Each line that includes the string "necessario" counts once; give the total and nothing else.

....

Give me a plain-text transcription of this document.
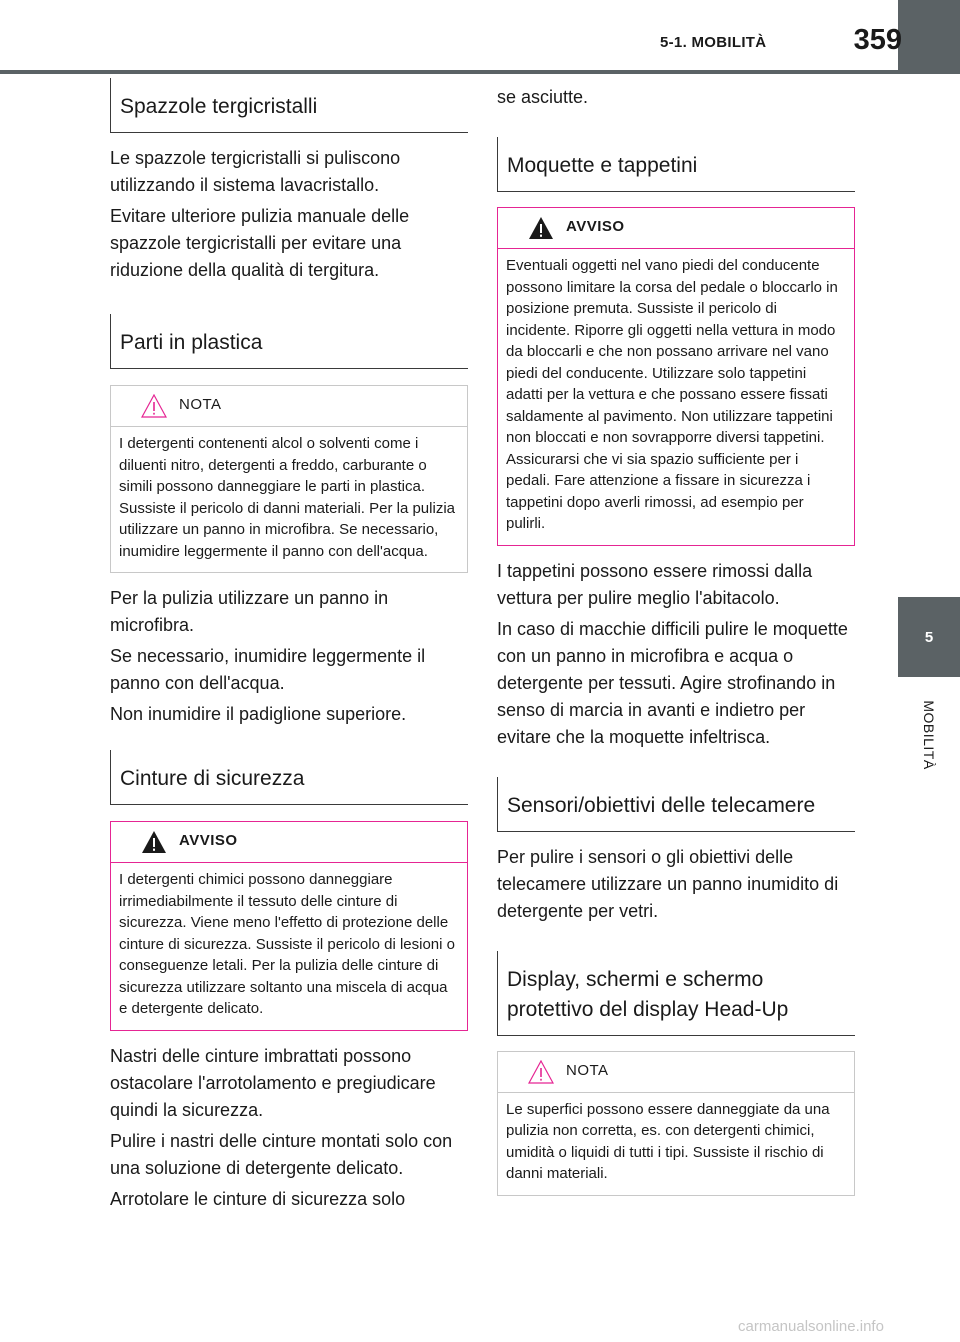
5-1. MOBILITÀ	359
5
MOBILITÀ
Spazzole tergicristalli

Le spazzole tergicristalli si puliscono utilizzando il sistema lavacristallo.

Evitare ulteriore pulizia manuale delle spazzole tergicristalli per evitare una riduzione della qualità di tergitura.

Parti in plastica
NOTA
I detergenti contenenti alcol o solventi come i diluenti nitro, detergenti a freddo, carburante o simili possono danneggiare le parti in plastica. Sussiste il pericolo di danni materiali. Per la pulizia utilizzare un panno in microfibra. Se necessario, inumidire leggermente il panno con dell'acqua.

Per la pulizia utilizzare un panno in microfibra.

Se necessario, inumidire leggermente il panno con dell'acqua.

Non inumidire il padiglione superiore.

Cinture di sicurezza
AVVISO
I detergenti chimici possono danneggiare irrimediabilmente il tessuto delle cinture di sicurezza. Viene meno l'effetto di protezione delle cinture di sicurezza. Sussiste il pericolo di lesioni o conseguenze letali. Per la pulizia delle cinture di sicurezza utilizzare soltanto una miscela di acqua e detergente delicato.

Nastri delle cinture imbrattati possono ostacolare l'arrotolamento e pregiudicare quindi la sicurezza.

Pulire i nastri delle cinture montati solo con una soluzione di detergente delicato.

Arrotolare le cinture di sicurezza solo

se asciutte.

Moquette e tappetini
AVVISO
Eventuali oggetti nel vano piedi del conducente possono limitare la corsa del pedale o bloccarlo in posizione premuta. Sussiste il pericolo di incidente. Riporre gli oggetti nella vettura in modo da bloccarli e che non possano arrivare nel vano piedi del conducente. Utilizzare solo tappetini adatti per la vettura e che possano essere fissati saldamente al pavimento. Non utilizzare tappetini non bloccati e non sovrapporre diversi tappetini. Assicurarsi che vi sia spazio sufficiente per i pedali. Fare attenzione a fissare in sicurezza i tappetini dopo averli rimossi, ad esempio per pulirli.

I tappetini possono essere rimossi dalla vettura per pulire meglio l'abitacolo.

In caso di macchie difficili pulire le moquette con un panno in microfibra e acqua o detergente per tessuti. Agire strofinando in senso di marcia in avanti e indietro per evitare che la moquette infeltrisca.

Sensori/obiettivi delle telecamere

Per pulire i sensori o gli obiettivi delle telecamere utilizzare un panno inumidito di detergente per vetri.

Display, schermi e schermo protettivo del display Head-Up
NOTA
Le superfici possono essere danneggiate da una pulizia non corretta, es. con detergenti chimici, umidità o liquidi di tutti i tipi. Sussiste il rischio di danni materiali.
carmanualsonline.info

....

OUTPUT:
2